Tasks to perform
1) Rewrite the paragraph beginning "In a recent study published in the journal Current Biology" from the article on how proteins control bacterial reproduction in fewer words, keeping its main facts.
2) Continue the article on how proteins control bacterial reproduction, starting after its final sentence.

Excerpt to read

Featured Research

from universities, journals, and other organizations

How Proteins Control The Process When Bacteria Multiply: May Lead To New Antibiotics

Date:
April 11, 2008
Source:
Johns Hopkins University
Summary:
A team has solved important puzzles concerning how certain proteins guide the reproduction of bacteria. Solving the Z ring's mysteries may lead to new antibiotics.

A team led by Johns Hopkins researchers has solved important puzzles concerning how certain proteins guide the reproduction of bacteria, discoveries that could lead to a new type of antibiotics.

In a recent study published in the journal Current Biology, the scientists reported how a belt-like structure called a Z ring, which pinches a rod-shaped bacterium to produce two offspring, can be disabled by a protein called MinC. By exploiting this vulnerability, the researchers said, pharmaceutical companies may find a way to fight infections that no longer respond to older medications.

"The potential medical applications of our discovery are significant," said Alex Dajkovic, lead author of the paper. "Because the molecules involved in cell division are very similar in almost all bacteria, the process we uncovered provides a new target for the people who make antibiotics. This is extremely important because antibiotic resistance is on the rise, and many preventable deaths, especially in the developing world, are caused by bacterial infections."

Dajkovic helped make the discoveries as a postdoctoral fellow in the lab of Denis Wirtz, a professor of chemical and biomolecular engineering in Johns Hopkins' Whiting School of Engineering. Dajkovic is now a researcher at Institut Curie in Paris.

Information
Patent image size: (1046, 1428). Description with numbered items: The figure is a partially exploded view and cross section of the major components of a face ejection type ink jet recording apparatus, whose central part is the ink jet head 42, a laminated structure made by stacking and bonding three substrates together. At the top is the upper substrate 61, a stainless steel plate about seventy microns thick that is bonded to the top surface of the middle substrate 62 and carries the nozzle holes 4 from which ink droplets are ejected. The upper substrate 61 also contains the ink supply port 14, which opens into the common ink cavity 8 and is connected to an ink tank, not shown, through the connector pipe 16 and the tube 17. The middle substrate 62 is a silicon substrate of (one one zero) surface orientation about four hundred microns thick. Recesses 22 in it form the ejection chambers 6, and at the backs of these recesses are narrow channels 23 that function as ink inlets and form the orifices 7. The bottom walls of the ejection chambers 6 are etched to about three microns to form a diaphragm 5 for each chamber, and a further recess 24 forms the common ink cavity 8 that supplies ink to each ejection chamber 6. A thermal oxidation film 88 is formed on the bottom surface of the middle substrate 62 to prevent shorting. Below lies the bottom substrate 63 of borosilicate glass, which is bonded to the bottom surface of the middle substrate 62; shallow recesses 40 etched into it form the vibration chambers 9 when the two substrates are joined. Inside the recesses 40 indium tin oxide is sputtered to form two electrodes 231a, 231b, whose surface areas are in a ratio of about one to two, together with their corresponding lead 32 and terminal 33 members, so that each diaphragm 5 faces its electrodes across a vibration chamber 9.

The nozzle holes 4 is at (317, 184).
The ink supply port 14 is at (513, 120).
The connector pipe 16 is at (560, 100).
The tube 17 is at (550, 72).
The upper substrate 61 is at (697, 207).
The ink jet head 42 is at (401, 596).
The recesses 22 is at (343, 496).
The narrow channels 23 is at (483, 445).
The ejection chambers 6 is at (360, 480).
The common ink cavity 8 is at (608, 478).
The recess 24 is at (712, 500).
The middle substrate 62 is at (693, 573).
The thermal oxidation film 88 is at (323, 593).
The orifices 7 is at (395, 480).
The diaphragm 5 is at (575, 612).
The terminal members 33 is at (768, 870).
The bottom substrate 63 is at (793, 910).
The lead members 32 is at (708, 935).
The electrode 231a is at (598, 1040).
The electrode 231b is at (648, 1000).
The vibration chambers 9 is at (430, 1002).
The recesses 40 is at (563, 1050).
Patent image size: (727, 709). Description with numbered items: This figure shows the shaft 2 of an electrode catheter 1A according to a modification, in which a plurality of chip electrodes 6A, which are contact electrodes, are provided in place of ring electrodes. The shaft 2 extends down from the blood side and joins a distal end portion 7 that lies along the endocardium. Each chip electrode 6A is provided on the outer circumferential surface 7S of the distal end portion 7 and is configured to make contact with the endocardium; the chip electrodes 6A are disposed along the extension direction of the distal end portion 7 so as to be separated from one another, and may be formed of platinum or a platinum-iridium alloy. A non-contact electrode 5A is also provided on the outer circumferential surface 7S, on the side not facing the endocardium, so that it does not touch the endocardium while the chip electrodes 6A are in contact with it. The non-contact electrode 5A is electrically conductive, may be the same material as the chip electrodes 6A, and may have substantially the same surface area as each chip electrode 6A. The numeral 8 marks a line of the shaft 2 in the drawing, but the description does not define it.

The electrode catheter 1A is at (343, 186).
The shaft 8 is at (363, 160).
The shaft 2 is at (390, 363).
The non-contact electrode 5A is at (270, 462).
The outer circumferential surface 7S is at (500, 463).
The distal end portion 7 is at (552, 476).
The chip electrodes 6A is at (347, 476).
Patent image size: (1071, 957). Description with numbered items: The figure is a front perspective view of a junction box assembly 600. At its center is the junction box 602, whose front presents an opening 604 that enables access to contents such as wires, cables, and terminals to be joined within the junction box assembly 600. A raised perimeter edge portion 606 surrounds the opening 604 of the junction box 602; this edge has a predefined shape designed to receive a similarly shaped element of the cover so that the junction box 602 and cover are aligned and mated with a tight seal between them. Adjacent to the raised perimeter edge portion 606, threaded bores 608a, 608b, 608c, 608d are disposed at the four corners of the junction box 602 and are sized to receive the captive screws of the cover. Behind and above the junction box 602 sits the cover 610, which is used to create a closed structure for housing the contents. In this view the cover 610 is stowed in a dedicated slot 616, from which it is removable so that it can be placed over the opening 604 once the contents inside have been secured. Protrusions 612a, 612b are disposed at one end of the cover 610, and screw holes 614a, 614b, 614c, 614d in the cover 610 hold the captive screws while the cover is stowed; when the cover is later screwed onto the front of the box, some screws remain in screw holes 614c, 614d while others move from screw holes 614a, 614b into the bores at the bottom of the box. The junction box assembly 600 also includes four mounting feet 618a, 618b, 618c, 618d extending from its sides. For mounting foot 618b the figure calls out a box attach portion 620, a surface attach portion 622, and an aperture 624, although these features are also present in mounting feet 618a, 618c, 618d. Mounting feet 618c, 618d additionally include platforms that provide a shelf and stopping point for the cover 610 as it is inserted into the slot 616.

Responses to the tasks
1) A study in Current Biology showed that MinC, a protein, can disable the Z ring, a belt-like structure that pinches a rod-shaped bacterium into two offspring. The researchers said drug companies might exploit this weakness to fight infections that no longer respond to older medications.

2)
Wirtz, who also is associate director of the Johns Hopkins Institute for NanoBioTechnology, noted that "most antibiotics target the ability of bacteria to build their cell walls or their ability to make proteins or DNA. With this paper, Alex and the rest of the team identified new molecular targets that could disrupt bacterial cell division. If the bacteria can't reproduce, the infection will die."

The researchers focused on the rod-shaped bacterium E. coli, commonly found in the human digestive tract, which serves as a model organism for study of basic bacterial processes. When these single-celled microbes want to multiply, a structure called the Z ring forms, then begins to tighten like a rubber band around each bacterium's midsection. The Z ring helps to pinch the rod-shaped body into two microbial sausages that finally split apart to form two cells.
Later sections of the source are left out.